To do:
Reproduce the complete listing without any deviation.
____
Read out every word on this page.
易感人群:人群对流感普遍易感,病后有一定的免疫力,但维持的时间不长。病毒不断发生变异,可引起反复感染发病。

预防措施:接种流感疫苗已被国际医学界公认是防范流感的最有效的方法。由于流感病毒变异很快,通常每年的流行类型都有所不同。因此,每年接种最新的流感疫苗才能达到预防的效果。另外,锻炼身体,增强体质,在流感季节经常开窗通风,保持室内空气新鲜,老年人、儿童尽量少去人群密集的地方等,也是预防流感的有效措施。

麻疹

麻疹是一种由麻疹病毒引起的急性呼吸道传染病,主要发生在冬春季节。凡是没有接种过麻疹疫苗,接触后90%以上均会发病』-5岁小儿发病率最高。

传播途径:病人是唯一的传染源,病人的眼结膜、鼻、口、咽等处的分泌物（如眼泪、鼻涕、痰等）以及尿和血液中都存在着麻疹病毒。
____
Solution to the exercise:
Read out every word on this page.
易感人群:人群对流感普遍易感,病后有一定的免疫力,但维持的时间不长。病毒不断发生变异,可引起反复感染发病。

预防措施:接种流感疫苗已被国际医学界公认是防范流感的最有效的方法。由于流感病毒变异很快,通常每年的流行类型都有所不同。因此,每年接种最新的流感疫苗才能达到预防的效果。另外,锻炼身体,增强体质,在流感季节经常开窗通风,保持室内空气新鲜,老年人、儿童尽量少去人群密集的地方等,也是预防流感的有效措施。

麻疹

麻疹是一种由麻疹病毒引起的急性呼吸道传染病,主要发生在冬春季节。凡是没有接种过麻疹疫苗,接触后90%以上均会发病』-5岁小儿发病率最高。

传播途径:病人是唯一的传染源,病人的眼结膜、鼻、口、咽等处的分泌物（如眼泪、鼻涕、痰等）以及尿和血液中都存在着麻疹病毒。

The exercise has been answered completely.